Records provided —
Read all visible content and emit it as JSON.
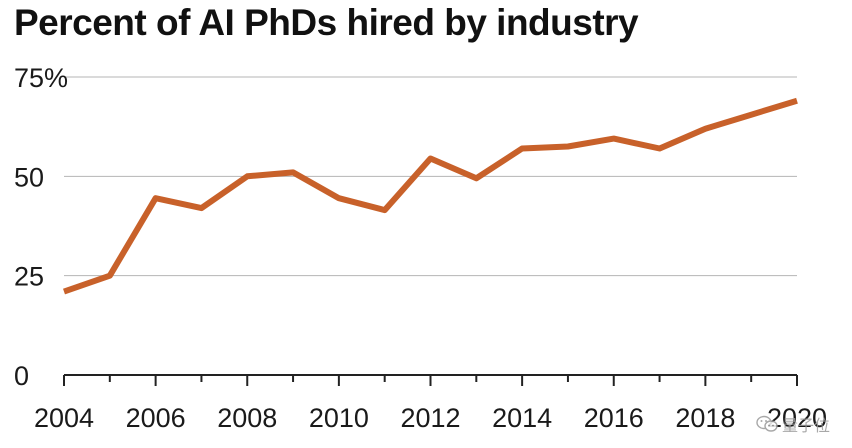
{
  "chart_data": {
    "type": "line",
    "title": "Percent of AI PhDs hired by industry",
    "xlabel": "",
    "ylabel": "",
    "x": [
      2004,
      2005,
      2006,
      2007,
      2008,
      2009,
      2010,
      2011,
      2012,
      2013,
      2014,
      2015,
      2016,
      2017,
      2018,
      2019,
      2020
    ],
    "series": [
      {
        "values": [
          21,
          25,
          44.5,
          42,
          50,
          51,
          44.5,
          41.5,
          54.5,
          49.5,
          57,
          57.5,
          59.5,
          57,
          62,
          65.5,
          69
        ]
      }
    ],
    "xlim": [
      2004,
      2020
    ],
    "ylim": [
      0,
      75
    ],
    "x_ticks": [
      "2004",
      "2006",
      "2008",
      "2010",
      "2012",
      "2014",
      "2016",
      "2018",
      "2020"
    ],
    "y_ticks": [
      {
        "value": 75,
        "label": "75%"
      },
      {
        "value": 50,
        "label": "50"
      },
      {
        "value": 25,
        "label": "25"
      },
      {
        "value": 0,
        "label": "0"
      }
    ],
    "grid": true,
    "line_color": "#c8612a",
    "grid_color": "#b5b5b5",
    "axis_color": "#222222"
  },
  "watermark": {
    "icon": "wechat-icon",
    "text": "量子位"
  }
}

Goal — Retype all of the entries exactly as written, leaving out any images.

Answer to the problem —
Read all visible content and emit it as JSON.
{
  "chart_data": {
    "type": "line",
    "title": "Percent of AI PhDs hired by industry",
    "xlabel": "",
    "ylabel": "",
    "x": [
      2004,
      2005,
      2006,
      2007,
      2008,
      2009,
      2010,
      2011,
      2012,
      2013,
      2014,
      2015,
      2016,
      2017,
      2018,
      2019,
      2020
    ],
    "series": [
      {
        "values": [
          21,
          25,
          44.5,
          42,
          50,
          51,
          44.5,
          41.5,
          54.5,
          49.5,
          57,
          57.5,
          59.5,
          57,
          62,
          65.5,
          69
        ]
      }
    ],
    "xlim": [
      2004,
      2020
    ],
    "ylim": [
      0,
      75
    ],
    "x_ticks": [
      "2004",
      "2006",
      "2008",
      "2010",
      "2012",
      "2014",
      "2016",
      "2018",
      "2020"
    ],
    "y_ticks": [
      {
        "value": 75,
        "label": "75%"
      },
      {
        "value": 50,
        "label": "50"
      },
      {
        "value": 25,
        "label": "25"
      },
      {
        "value": 0,
        "label": "0"
      }
    ],
    "grid": true,
    "line_color": "#c8612a",
    "grid_color": "#b5b5b5",
    "axis_color": "#222222"
  },
  "watermark": {
    "icon": "wechat-icon",
    "text": "量子位"
  }
}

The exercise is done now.